■ **GOAL**: Only the number is wanted: how many lines contain the string "this"?

==*==

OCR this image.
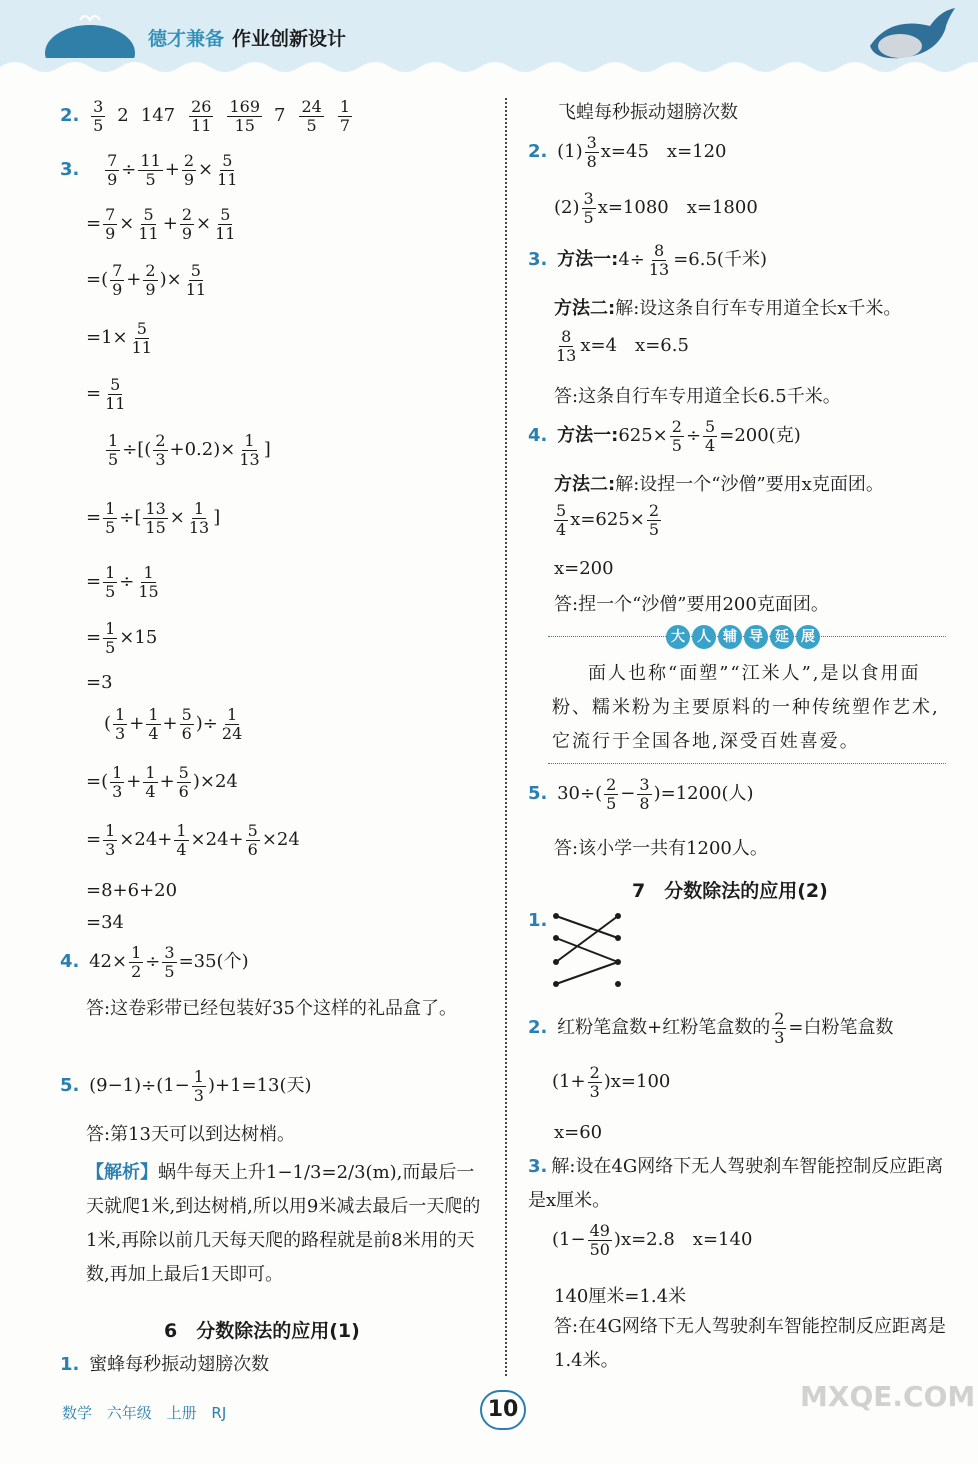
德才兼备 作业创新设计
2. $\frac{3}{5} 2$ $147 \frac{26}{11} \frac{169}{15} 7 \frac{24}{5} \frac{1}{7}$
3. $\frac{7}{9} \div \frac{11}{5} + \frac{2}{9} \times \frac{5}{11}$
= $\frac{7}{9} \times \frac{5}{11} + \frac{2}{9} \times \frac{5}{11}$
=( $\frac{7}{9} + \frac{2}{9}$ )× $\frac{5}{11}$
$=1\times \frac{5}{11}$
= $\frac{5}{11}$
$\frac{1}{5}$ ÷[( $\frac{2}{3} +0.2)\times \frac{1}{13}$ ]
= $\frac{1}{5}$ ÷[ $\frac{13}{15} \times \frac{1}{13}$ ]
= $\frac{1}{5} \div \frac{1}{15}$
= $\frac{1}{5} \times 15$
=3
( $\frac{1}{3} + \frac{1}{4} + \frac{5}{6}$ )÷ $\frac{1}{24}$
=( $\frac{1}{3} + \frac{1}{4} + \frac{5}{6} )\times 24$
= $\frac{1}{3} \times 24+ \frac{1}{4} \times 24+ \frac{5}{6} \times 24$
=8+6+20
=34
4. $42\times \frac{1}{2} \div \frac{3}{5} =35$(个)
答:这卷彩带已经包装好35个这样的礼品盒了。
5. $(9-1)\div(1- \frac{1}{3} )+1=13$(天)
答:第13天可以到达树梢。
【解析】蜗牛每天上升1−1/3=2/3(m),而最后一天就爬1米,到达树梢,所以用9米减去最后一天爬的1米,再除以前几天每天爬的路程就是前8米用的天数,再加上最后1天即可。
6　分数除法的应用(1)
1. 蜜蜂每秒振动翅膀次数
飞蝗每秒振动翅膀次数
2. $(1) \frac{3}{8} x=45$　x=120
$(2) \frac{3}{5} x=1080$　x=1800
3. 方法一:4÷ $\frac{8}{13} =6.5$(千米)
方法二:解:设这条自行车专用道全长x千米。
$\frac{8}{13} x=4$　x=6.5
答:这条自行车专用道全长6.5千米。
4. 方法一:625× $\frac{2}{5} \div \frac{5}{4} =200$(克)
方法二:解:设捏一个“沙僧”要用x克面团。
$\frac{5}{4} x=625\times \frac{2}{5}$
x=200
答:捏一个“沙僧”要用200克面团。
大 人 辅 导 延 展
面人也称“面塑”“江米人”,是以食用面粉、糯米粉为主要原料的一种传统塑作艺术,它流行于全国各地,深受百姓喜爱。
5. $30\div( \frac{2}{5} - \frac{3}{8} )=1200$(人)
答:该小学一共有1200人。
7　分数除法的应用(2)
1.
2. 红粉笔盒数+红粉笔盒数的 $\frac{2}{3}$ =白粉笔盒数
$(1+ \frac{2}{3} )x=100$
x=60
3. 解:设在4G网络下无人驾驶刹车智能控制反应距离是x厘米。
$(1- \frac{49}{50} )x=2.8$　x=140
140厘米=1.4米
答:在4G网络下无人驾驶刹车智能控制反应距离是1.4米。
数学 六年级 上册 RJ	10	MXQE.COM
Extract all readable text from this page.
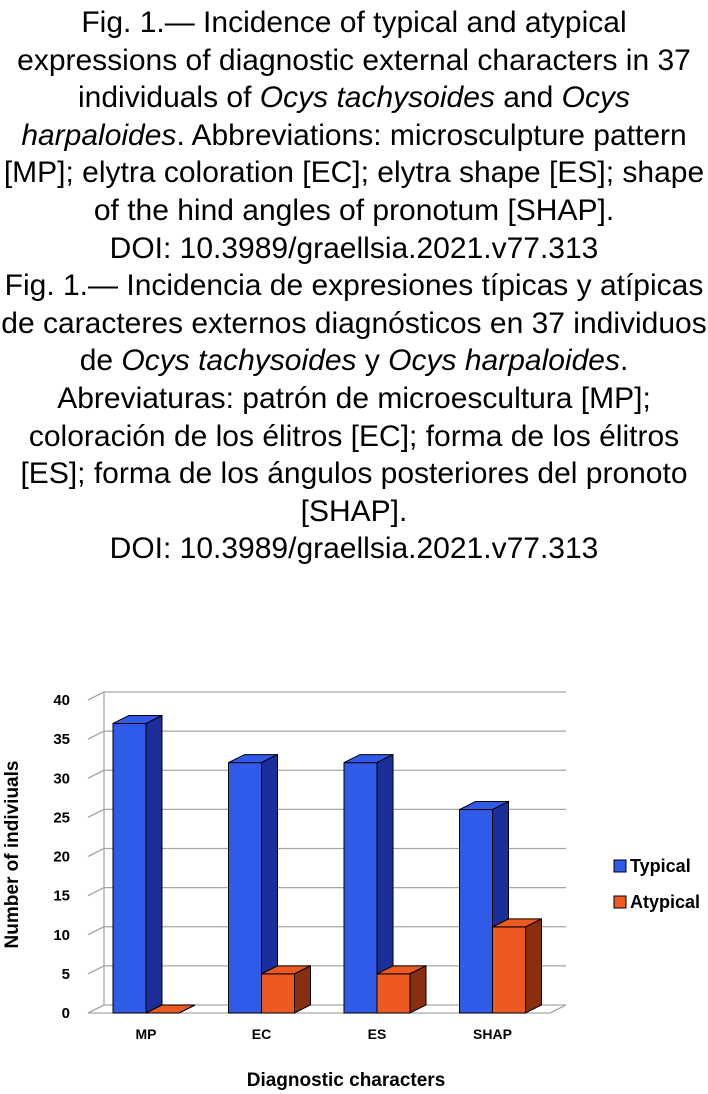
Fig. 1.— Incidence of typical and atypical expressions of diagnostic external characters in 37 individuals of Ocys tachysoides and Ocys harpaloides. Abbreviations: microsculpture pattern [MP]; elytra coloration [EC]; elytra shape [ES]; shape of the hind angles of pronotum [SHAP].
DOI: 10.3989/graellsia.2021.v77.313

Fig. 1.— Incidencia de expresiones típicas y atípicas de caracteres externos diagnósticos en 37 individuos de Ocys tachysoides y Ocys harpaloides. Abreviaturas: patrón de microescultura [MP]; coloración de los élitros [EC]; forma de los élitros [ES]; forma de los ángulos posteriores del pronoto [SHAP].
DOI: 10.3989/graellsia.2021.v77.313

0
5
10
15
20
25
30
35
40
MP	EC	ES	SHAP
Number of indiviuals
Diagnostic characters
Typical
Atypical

==*==

■ **TASK ANSWER**: 2